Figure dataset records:
==================================================

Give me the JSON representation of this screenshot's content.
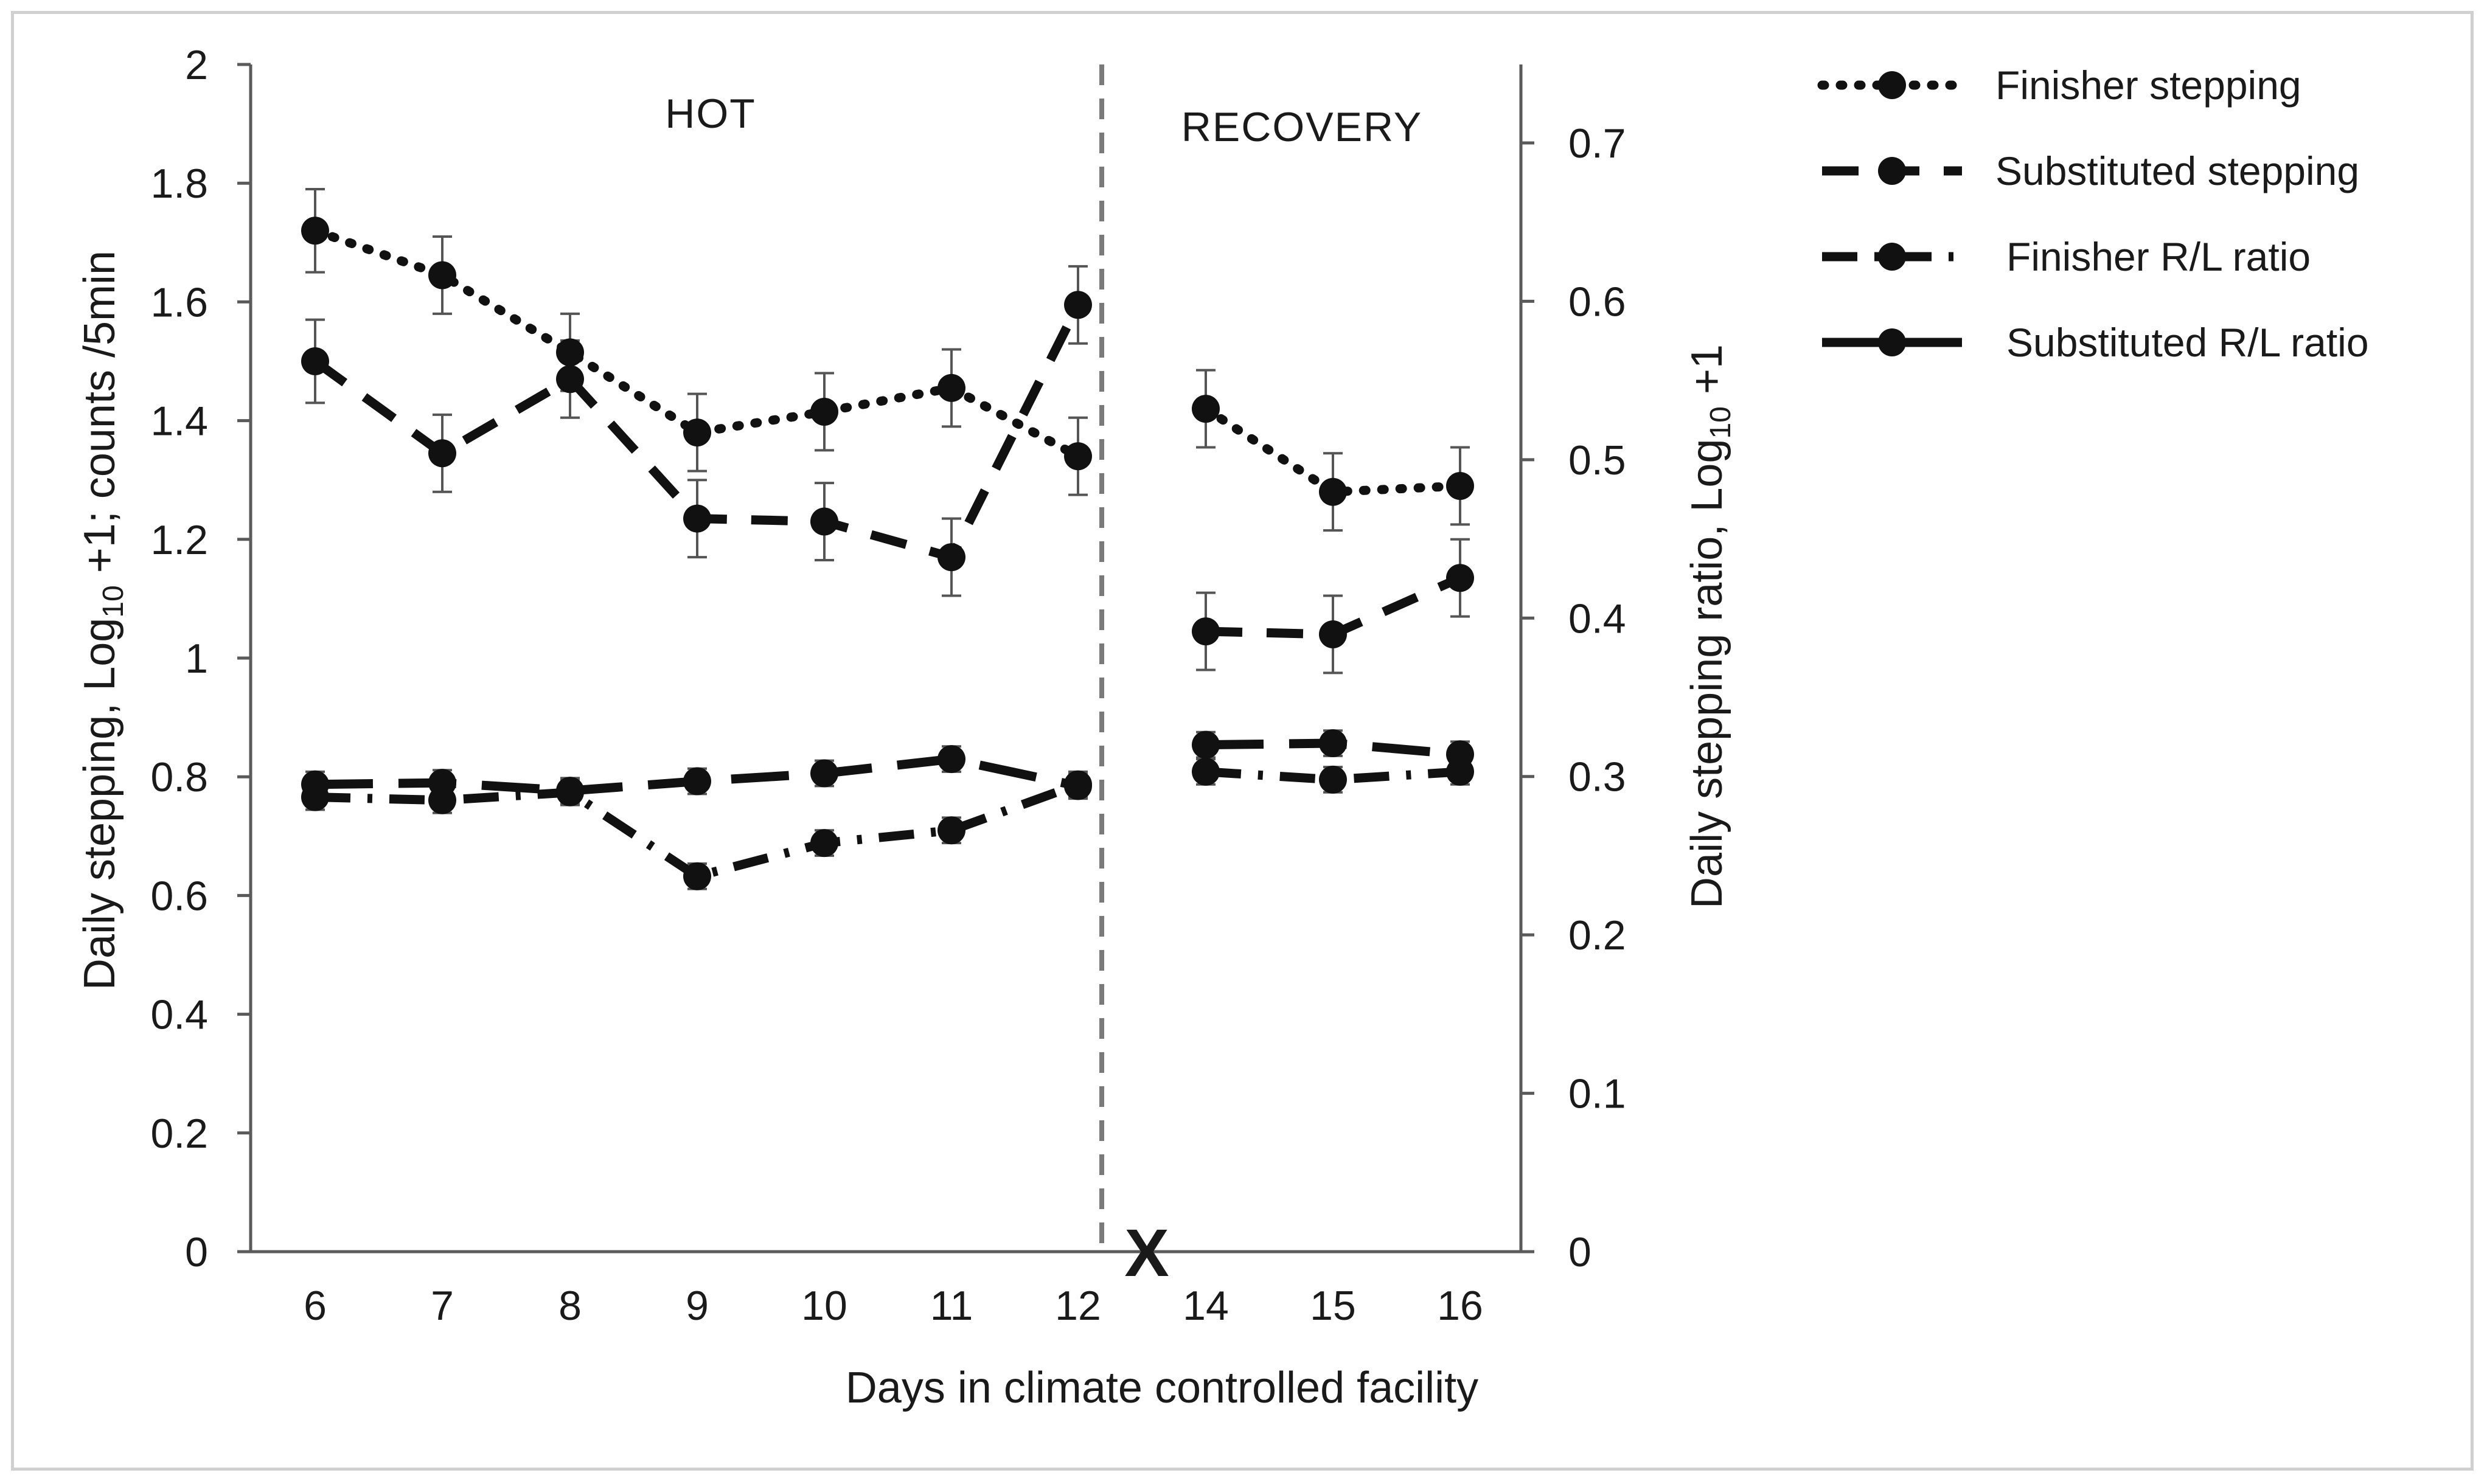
{
  "chart_data": {
    "type": "line",
    "title": "",
    "xlabel": "Days in climate controlled facility",
    "ylabel_left": "Daily stepping, Log10 +1; counts /5min",
    "ylabel_left_parts": {
      "prefix": "Daily stepping, Log",
      "sub": "10",
      "suffix": " +1; counts /5min"
    },
    "ylabel_right": "Daily stepping ratio, Log10 +1",
    "ylabel_right_parts": {
      "prefix": "Daily stepping ratio, Log",
      "sub": "10",
      "suffix": " +1"
    },
    "categories": [
      "6",
      "7",
      "8",
      "9",
      "10",
      "11",
      "12",
      "14",
      "15",
      "16"
    ],
    "ylim_left": [
      0,
      2
    ],
    "ylim_right": [
      0,
      0.75
    ],
    "left_ticks": [
      "0",
      "0.2",
      "0.4",
      "0.6",
      "0.8",
      "1",
      "1.2",
      "1.4",
      "1.6",
      "1.8",
      "2"
    ],
    "left_tick_values": [
      0,
      0.2,
      0.4,
      0.6,
      0.8,
      1,
      1.2,
      1.4,
      1.6,
      1.8,
      2
    ],
    "right_ticks": [
      "0",
      "0.1",
      "0.2",
      "0.3",
      "0.4",
      "0.5",
      "0.6",
      "0.7"
    ],
    "right_tick_values": [
      0,
      0.1,
      0.2,
      0.3,
      0.4,
      0.5,
      0.6,
      0.7
    ],
    "regions": [
      "HOT",
      "RECOVERY"
    ],
    "break_marker": "X",
    "series": [
      {
        "name": "Finisher stepping",
        "axis": "left",
        "style": "dotted",
        "values": [
          1.72,
          1.645,
          1.515,
          1.38,
          1.415,
          1.455,
          1.34,
          1.42,
          1.28,
          1.29
        ],
        "error": [
          0.07,
          0.065,
          0.065,
          0.065,
          0.065,
          0.065,
          0.065,
          0.065,
          0.065,
          0.065
        ]
      },
      {
        "name": "Substituted stepping",
        "axis": "left",
        "style": "dashed",
        "values": [
          1.5,
          1.345,
          1.47,
          1.235,
          1.23,
          1.17,
          1.595,
          1.045,
          1.04,
          1.135
        ],
        "error": [
          0.07,
          0.065,
          0.065,
          0.065,
          0.065,
          0.065,
          0.065,
          0.065,
          0.065,
          0.065
        ]
      },
      {
        "name": "Finisher R/L ratio",
        "axis": "right",
        "style": "dashdot",
        "values": [
          0.287,
          0.285,
          0.29,
          0.237,
          0.258,
          0.266,
          0.295,
          0.303,
          0.298,
          0.303
        ],
        "error": [
          0.008,
          0.008,
          0.008,
          0.008,
          0.008,
          0.008,
          0.008,
          0.008,
          0.008,
          0.008
        ]
      },
      {
        "name": "Substituted R/L ratio",
        "axis": "right",
        "style": "longdash",
        "values": [
          0.295,
          0.296,
          0.291,
          0.297,
          0.302,
          0.311,
          0.294,
          0.32,
          0.321,
          0.314
        ],
        "error": [
          0.008,
          0.008,
          0.008,
          0.008,
          0.008,
          0.008,
          0.008,
          0.008,
          0.008,
          0.008
        ]
      }
    ],
    "legend_position": "top-right",
    "colors": {
      "series": "#111111",
      "axis": "#5a5a5a",
      "divider": "#7a7a7a",
      "errorbar": "#555555"
    }
  }
}
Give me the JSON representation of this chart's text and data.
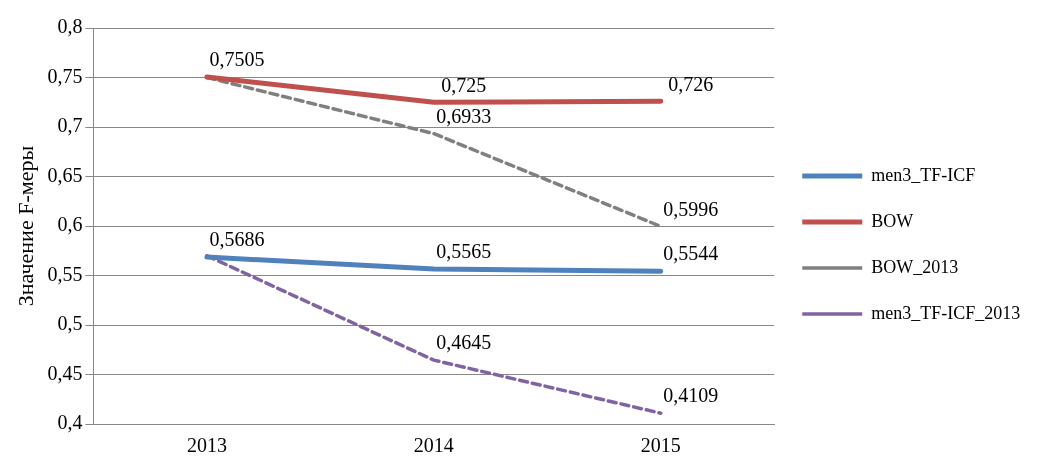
{
  "chart_data": {
    "type": "line",
    "ylabel": "Значение F-меры",
    "categories": [
      "2013",
      "2014",
      "2015"
    ],
    "series": [
      {
        "name": "men3_TF-ICF",
        "color": "#4f81bd",
        "line_style": "solid",
        "values": [
          0.5686,
          0.5565,
          0.5544
        ],
        "value_labels": [
          "0,5686",
          "0,5565",
          "0,5544"
        ]
      },
      {
        "name": "BOW",
        "color": "#c0504d",
        "line_style": "solid",
        "values": [
          0.7505,
          0.725,
          0.726
        ],
        "value_labels": [
          "0,7505",
          "0,725",
          "0,726"
        ]
      },
      {
        "name": "BOW_2013",
        "color": "#808080",
        "line_style": "dashed",
        "values": [
          0.75,
          0.6933,
          0.5996
        ],
        "value_labels": [
          null,
          "0,6933",
          "0,5996"
        ]
      },
      {
        "name": "men3_TF-ICF_2013",
        "color": "#8064a2",
        "line_style": "dashed",
        "values": [
          0.57,
          0.4645,
          0.4109
        ],
        "value_labels": [
          null,
          "0,4645",
          "0,4109"
        ]
      }
    ],
    "ylim": [
      0.4,
      0.8
    ],
    "yticks": [
      {
        "value": 0.4,
        "label": "0,4"
      },
      {
        "value": 0.45,
        "label": "0,45"
      },
      {
        "value": 0.5,
        "label": "0,5"
      },
      {
        "value": 0.55,
        "label": "0,55"
      },
      {
        "value": 0.6,
        "label": "0,6"
      },
      {
        "value": 0.65,
        "label": "0,65"
      },
      {
        "value": 0.7,
        "label": "0,7"
      },
      {
        "value": 0.75,
        "label": "0,75"
      },
      {
        "value": 0.8,
        "label": "0,8"
      }
    ],
    "grid": "y",
    "legend": "right",
    "marker": "none"
  }
}
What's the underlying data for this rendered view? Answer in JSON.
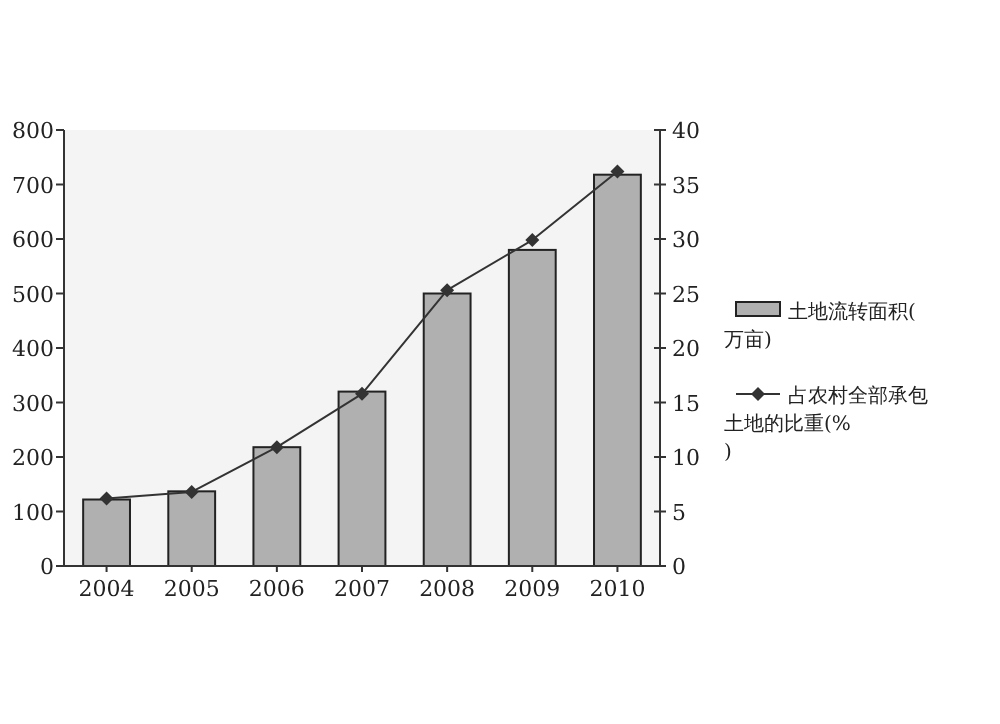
{
  "chart_data": {
    "type": "bar",
    "categories": [
      "2004",
      "2005",
      "2006",
      "2007",
      "2008",
      "2009",
      "2010"
    ],
    "series": [
      {
        "name": "土地流转面积(万亩)",
        "color": "#b0b0b0",
        "values": [
          122,
          137,
          218,
          320,
          500,
          580,
          718
        ]
      },
      {
        "name": "占农村全部承包土地的比重(%)",
        "type": "line",
        "axis": "y2",
        "color": "#333333",
        "marker": "diamond",
        "values": [
          6.2,
          6.8,
          10.9,
          15.8,
          25.3,
          29.9,
          36.2
        ]
      }
    ],
    "ylim": [
      0,
      800
    ],
    "yticks": [
      0,
      100,
      200,
      300,
      400,
      500,
      600,
      700,
      800
    ],
    "y2lim": [
      0,
      40
    ],
    "y2ticks": [
      0,
      5,
      10,
      15,
      20,
      25,
      30,
      35,
      40
    ],
    "legend": "right",
    "grid": false
  }
}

==================================================

Aim of the exercise:
Nothing but the pictures may be dropped; output the records above exactly.

Worked solution:
Give me the JSON representation of this screenshot's content.
{
  "chart_data": {
    "type": "line",
    "title": "",
    "xlabel": "Days in climate controlled facility",
    "ylabel_left": "Daily stepping, Log10 +1; counts /5min",
    "ylabel_left_parts": {
      "prefix": "Daily stepping, Log",
      "sub": "10",
      "suffix": " +1; counts /5min"
    },
    "ylabel_right": "Daily stepping ratio, Log10 +1",
    "ylabel_right_parts": {
      "prefix": "Daily stepping ratio, Log",
      "sub": "10",
      "suffix": " +1"
    },
    "categories": [
      "6",
      "7",
      "8",
      "9",
      "10",
      "11",
      "12",
      "14",
      "15",
      "16"
    ],
    "ylim_left": [
      0,
      2
    ],
    "ylim_right": [
      0,
      0.75
    ],
    "left_ticks": [
      "0",
      "0.2",
      "0.4",
      "0.6",
      "0.8",
      "1",
      "1.2",
      "1.4",
      "1.6",
      "1.8",
      "2"
    ],
    "left_tick_values": [
      0,
      0.2,
      0.4,
      0.6,
      0.8,
      1,
      1.2,
      1.4,
      1.6,
      1.8,
      2
    ],
    "right_ticks": [
      "0",
      "0.1",
      "0.2",
      "0.3",
      "0.4",
      "0.5",
      "0.6",
      "0.7"
    ],
    "right_tick_values": [
      0,
      0.1,
      0.2,
      0.3,
      0.4,
      0.5,
      0.6,
      0.7
    ],
    "regions": [
      "HOT",
      "RECOVERY"
    ],
    "break_marker": "X",
    "series": [
      {
        "name": "Finisher stepping",
        "axis": "left",
        "style": "dotted",
        "values": [
          1.72,
          1.645,
          1.515,
          1.38,
          1.415,
          1.455,
          1.34,
          1.42,
          1.28,
          1.29
        ],
        "error": [
          0.07,
          0.065,
          0.065,
          0.065,
          0.065,
          0.065,
          0.065,
          0.065,
          0.065,
          0.065
        ]
      },
      {
        "name": "Substituted stepping",
        "axis": "left",
        "style": "dashed",
        "values": [
          1.5,
          1.345,
          1.47,
          1.235,
          1.23,
          1.17,
          1.595,
          1.045,
          1.04,
          1.135
        ],
        "error": [
          0.07,
          0.065,
          0.065,
          0.065,
          0.065,
          0.065,
          0.065,
          0.065,
          0.065,
          0.065
        ]
      },
      {
        "name": "Finisher R/L ratio",
        "axis": "right",
        "style": "dashdot",
        "values": [
          0.287,
          0.285,
          0.29,
          0.237,
          0.258,
          0.266,
          0.295,
          0.303,
          0.298,
          0.303
        ],
        "error": [
          0.008,
          0.008,
          0.008,
          0.008,
          0.008,
          0.008,
          0.008,
          0.008,
          0.008,
          0.008
        ]
      },
      {
        "name": "Substituted R/L ratio",
        "axis": "right",
        "style": "longdash",
        "values": [
          0.295,
          0.296,
          0.291,
          0.297,
          0.302,
          0.311,
          0.294,
          0.32,
          0.321,
          0.314
        ],
        "error": [
          0.008,
          0.008,
          0.008,
          0.008,
          0.008,
          0.008,
          0.008,
          0.008,
          0.008,
          0.008
        ]
      }
    ],
    "legend_position": "top-right",
    "colors": {
      "series": "#111111",
      "axis": "#5a5a5a",
      "divider": "#7a7a7a",
      "errorbar": "#555555"
    }
  }
}
Give me the JSON representation of this chart's text and data.
{
  "chart_data": {
    "type": "line",
    "ylabel": "Значение F-меры",
    "categories": [
      "2013",
      "2014",
      "2015"
    ],
    "series": [
      {
        "name": "men3_TF-ICF",
        "color": "#4f81bd",
        "line_style": "solid",
        "values": [
          0.5686,
          0.5565,
          0.5544
        ],
        "value_labels": [
          "0,5686",
          "0,5565",
          "0,5544"
        ]
      },
      {
        "name": "BOW",
        "color": "#c0504d",
        "line_style": "solid",
        "values": [
          0.7505,
          0.725,
          0.726
        ],
        "value_labels": [
          "0,7505",
          "0,725",
          "0,726"
        ]
      },
      {
        "name": "BOW_2013",
        "color": "#808080",
        "line_style": "dashed",
        "values": [
          0.75,
          0.6933,
          0.5996
        ],
        "value_labels": [
          null,
          "0,6933",
          "0,5996"
        ]
      },
      {
        "name": "men3_TF-ICF_2013",
        "color": "#8064a2",
        "line_style": "dashed",
        "values": [
          0.57,
          0.4645,
          0.4109
        ],
        "value_labels": [
          null,
          "0,4645",
          "0,4109"
        ]
      }
    ],
    "ylim": [
      0.4,
      0.8
    ],
    "yticks": [
      {
        "value": 0.4,
        "label": "0,4"
      },
      {
        "value": 0.45,
        "label": "0,45"
      },
      {
        "value": 0.5,
        "label": "0,5"
      },
      {
        "value": 0.55,
        "label": "0,55"
      },
      {
        "value": 0.6,
        "label": "0,6"
      },
      {
        "value": 0.65,
        "label": "0,65"
      },
      {
        "value": 0.7,
        "label": "0,7"
      },
      {
        "value": 0.75,
        "label": "0,75"
      },
      {
        "value": 0.8,
        "label": "0,8"
      }
    ],
    "grid": "y",
    "legend": "right",
    "marker": "none"
  }
}
What's the underlying data for this rendered view? Answer in JSON.
{
  "chart_data": {
    "type": "bar",
    "categories": [
      "2004",
      "2005",
      "2006",
      "2007",
      "2008",
      "2009",
      "2010"
    ],
    "series": [
      {
        "name": "土地流转面积(万亩)",
        "color": "#b0b0b0",
        "values": [
          122,
          137,
          218,
          320,
          500,
          580,
          718
        ]
      },
      {
        "name": "占农村全部承包土地的比重(%)",
        "type": "line",
        "axis": "y2",
        "color": "#333333",
        "marker": "diamond",
        "values": [
          6.2,
          6.8,
          10.9,
          15.8,
          25.3,
          29.9,
          36.2
        ]
      }
    ],
    "ylim": [
      0,
      800
    ],
    "yticks": [
      0,
      100,
      200,
      300,
      400,
      500,
      600,
      700,
      800
    ],
    "y2lim": [
      0,
      40
    ],
    "y2ticks": [
      0,
      5,
      10,
      15,
      20,
      25,
      30,
      35,
      40
    ],
    "legend": "right",
    "grid": false
  }
}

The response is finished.